**Text extract:**
-.-.-

Posted by TestOut Staff on

There's a new movie directed by and starring Clint Eastwood that will arrive in theaters just two weeks before Christmas. Most people have certain expectations of Eastwood, who was an established movie action hero when the empty chair he scolded at the 2012 Republican National Convention was barely a footstool. Eastwood has gotten a little long in the tooth since the good old days, of course, and doesn't beat up quite as many bad guys as he used to.

His new film, The Mule, in fact, features the formerly jut-jawed cowboy and star of the "Dirty Harry" Callahan film franchise as a bad guy of the sort that his younger self would have shot in the face after delivering a steely one-liner. Well, maybe not shot in the face. Eastwood's character in The Mule is a bony old bag of wrinkles who looks like he'd probably blow over in a stiff breeze. Not exactly the kind of fellow who whips movie audiences into a tizzy of righteous wrath.

Moderately feisty octogenarian Earl Stone, you see, is a transport driver for a Mexican cartel, hauling drugs around the heartland in exchange for fistfuls of dollars and sadly reflecting on the better man he should have been in his younger years. The brand new trailer for The Mule doesn't do much more than hint at what fate may have in store for Stone, who is loosely based on a real-life drug runner who was 87 at the time of his arrest by a DEA special agent.

-.-.-

**Listed records:**
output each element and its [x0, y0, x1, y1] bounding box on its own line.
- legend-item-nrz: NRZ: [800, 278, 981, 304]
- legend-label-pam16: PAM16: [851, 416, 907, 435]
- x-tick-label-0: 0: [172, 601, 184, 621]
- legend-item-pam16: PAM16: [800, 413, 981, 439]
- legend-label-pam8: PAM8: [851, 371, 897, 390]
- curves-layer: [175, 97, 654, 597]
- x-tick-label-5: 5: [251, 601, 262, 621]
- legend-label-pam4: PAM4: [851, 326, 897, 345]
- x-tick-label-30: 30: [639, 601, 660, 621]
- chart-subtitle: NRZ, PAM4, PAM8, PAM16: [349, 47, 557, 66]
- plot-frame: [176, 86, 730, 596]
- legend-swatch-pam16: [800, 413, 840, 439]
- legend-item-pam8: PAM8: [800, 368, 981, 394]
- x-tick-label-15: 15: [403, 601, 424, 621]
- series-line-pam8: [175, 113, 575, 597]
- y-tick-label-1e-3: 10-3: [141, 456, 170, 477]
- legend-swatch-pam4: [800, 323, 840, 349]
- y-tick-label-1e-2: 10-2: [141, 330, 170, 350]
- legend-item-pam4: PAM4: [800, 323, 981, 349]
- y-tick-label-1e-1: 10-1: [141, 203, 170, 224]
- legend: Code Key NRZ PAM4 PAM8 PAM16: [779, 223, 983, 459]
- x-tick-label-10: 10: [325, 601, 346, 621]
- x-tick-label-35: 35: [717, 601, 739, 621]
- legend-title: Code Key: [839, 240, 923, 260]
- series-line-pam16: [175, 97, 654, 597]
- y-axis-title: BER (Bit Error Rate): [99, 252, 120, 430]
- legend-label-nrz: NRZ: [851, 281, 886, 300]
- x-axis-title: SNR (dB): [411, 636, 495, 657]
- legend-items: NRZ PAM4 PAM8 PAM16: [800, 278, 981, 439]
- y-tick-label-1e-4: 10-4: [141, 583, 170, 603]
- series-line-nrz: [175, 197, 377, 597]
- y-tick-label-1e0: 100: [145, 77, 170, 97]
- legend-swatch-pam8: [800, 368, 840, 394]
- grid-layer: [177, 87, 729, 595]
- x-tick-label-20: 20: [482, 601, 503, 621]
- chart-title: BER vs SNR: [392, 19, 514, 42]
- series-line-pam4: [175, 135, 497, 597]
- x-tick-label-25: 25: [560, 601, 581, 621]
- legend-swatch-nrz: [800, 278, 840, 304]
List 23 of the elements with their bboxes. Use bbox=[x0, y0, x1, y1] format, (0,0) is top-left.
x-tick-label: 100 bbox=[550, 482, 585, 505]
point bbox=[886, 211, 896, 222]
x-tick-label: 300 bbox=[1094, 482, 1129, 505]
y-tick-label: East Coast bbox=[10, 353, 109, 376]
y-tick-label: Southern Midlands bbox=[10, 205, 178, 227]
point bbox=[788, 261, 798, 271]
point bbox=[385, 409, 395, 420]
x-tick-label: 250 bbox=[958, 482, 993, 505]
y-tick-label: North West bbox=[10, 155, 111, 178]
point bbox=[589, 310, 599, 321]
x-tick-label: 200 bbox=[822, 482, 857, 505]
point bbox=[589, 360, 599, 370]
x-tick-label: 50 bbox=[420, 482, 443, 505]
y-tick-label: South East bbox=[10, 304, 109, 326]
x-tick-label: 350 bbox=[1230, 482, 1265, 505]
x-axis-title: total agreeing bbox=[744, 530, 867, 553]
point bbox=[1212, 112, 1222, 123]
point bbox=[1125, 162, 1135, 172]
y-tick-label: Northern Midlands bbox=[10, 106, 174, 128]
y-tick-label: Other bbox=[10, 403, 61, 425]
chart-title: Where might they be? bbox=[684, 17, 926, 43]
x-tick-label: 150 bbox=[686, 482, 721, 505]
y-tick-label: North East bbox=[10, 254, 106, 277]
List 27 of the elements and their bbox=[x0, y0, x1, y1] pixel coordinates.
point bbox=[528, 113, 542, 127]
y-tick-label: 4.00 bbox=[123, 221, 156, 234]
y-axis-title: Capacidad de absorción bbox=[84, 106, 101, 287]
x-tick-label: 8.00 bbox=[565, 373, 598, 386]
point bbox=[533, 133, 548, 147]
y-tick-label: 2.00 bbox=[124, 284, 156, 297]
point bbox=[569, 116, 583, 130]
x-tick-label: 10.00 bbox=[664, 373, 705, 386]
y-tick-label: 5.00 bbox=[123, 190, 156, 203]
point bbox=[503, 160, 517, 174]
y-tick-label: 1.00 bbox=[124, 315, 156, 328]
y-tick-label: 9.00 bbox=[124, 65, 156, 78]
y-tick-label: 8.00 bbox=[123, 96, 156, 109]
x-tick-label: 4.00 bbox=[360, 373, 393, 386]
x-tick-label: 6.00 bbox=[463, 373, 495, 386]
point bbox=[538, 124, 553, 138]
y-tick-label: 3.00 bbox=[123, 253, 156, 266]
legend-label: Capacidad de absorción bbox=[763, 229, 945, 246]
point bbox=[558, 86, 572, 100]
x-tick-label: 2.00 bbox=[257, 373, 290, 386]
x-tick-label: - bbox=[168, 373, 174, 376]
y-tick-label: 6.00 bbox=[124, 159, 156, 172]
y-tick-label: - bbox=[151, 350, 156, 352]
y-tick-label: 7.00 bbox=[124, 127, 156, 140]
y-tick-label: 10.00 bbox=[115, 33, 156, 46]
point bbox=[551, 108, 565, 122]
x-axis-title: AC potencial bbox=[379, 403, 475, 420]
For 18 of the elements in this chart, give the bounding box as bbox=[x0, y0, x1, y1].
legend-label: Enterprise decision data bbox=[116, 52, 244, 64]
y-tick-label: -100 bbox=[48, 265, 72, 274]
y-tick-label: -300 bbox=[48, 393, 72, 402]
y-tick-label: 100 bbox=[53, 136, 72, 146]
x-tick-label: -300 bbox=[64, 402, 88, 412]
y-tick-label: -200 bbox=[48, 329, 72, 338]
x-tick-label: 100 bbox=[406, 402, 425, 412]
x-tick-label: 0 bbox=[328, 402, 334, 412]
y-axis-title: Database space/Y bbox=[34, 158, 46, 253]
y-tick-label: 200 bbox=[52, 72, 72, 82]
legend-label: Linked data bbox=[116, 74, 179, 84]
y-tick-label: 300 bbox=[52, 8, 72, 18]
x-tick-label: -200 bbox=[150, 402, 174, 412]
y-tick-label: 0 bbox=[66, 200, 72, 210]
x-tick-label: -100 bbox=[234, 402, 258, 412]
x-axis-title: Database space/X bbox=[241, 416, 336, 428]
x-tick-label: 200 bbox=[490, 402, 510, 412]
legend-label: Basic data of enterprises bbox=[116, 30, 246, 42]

-.-.-

**Problems:**
1) In the post about The Mule, how old was the real-life drug runner who inspired Earl Stone at the time of his arrest?
2) Please go on with the post about The Mule, picking up right after its last sentence.

**Answers to the exercises:**
1) He was 87.

2)
No doubt there are a number of different reasons why somebody gets into drug smuggling at an age when many people are getting into coffins. Like a lot of things in life, it probably has at least something to do with dollar signs. Admittedly, it can be hard to earn a living at an age when one might be considered too frail to hire on as a greeter at Walmart. Maybe your retirement planning didn't pan out, and those Social Security checks just aren't cutting it.

There are better ways to plan for your sunset years. For one thing, you could get into IT right now, while your mind is still sharp and the cost of training is still relatively affordable. Information technology, perhaps more than any other industry, offers as much room to grow and develop as you can handle. You'll never run out of new things to learn, and that's probably at least as exciting as rattling down the Interstate in an old pickup, hoping the cops don't pull you over.